▶ **Given problem**: Copy the entries word for word, from the first line of the entries through the line containing "- bar-hatch: [163, 38, 197, 404]".

— START —

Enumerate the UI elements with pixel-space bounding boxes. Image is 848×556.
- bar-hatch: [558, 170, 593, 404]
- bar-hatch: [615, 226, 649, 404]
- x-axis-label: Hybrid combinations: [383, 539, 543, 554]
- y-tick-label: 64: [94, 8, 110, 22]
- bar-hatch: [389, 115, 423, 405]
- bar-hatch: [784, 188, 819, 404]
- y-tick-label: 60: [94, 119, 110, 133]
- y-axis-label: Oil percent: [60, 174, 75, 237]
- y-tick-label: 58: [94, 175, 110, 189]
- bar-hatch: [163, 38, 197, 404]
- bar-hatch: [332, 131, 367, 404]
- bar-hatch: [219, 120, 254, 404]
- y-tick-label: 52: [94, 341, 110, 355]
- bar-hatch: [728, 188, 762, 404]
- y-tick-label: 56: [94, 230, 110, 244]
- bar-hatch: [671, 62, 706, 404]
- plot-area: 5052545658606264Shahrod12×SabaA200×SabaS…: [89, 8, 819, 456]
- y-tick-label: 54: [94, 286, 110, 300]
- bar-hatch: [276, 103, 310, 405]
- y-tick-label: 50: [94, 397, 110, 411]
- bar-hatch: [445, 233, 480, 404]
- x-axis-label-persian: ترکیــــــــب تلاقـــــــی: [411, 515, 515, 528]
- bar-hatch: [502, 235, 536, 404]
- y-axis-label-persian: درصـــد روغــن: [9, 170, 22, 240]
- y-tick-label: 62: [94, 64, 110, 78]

— END —

▶ **Result below**:
Enumerate the UI elements with pixel-space bounding boxes. Image is 848×556.
- bar-hatch: [558, 170, 593, 404]
- bar-hatch: [615, 226, 649, 404]
- x-axis-label: Hybrid combinations: [383, 539, 543, 554]
- y-tick-label: 64: [94, 8, 110, 22]
- bar-hatch: [389, 115, 423, 405]
- bar-hatch: [784, 188, 819, 404]
- y-tick-label: 60: [94, 119, 110, 133]
- y-axis-label: Oil percent: [60, 174, 75, 237]
- y-tick-label: 58: [94, 175, 110, 189]
- bar-hatch: [163, 38, 197, 404]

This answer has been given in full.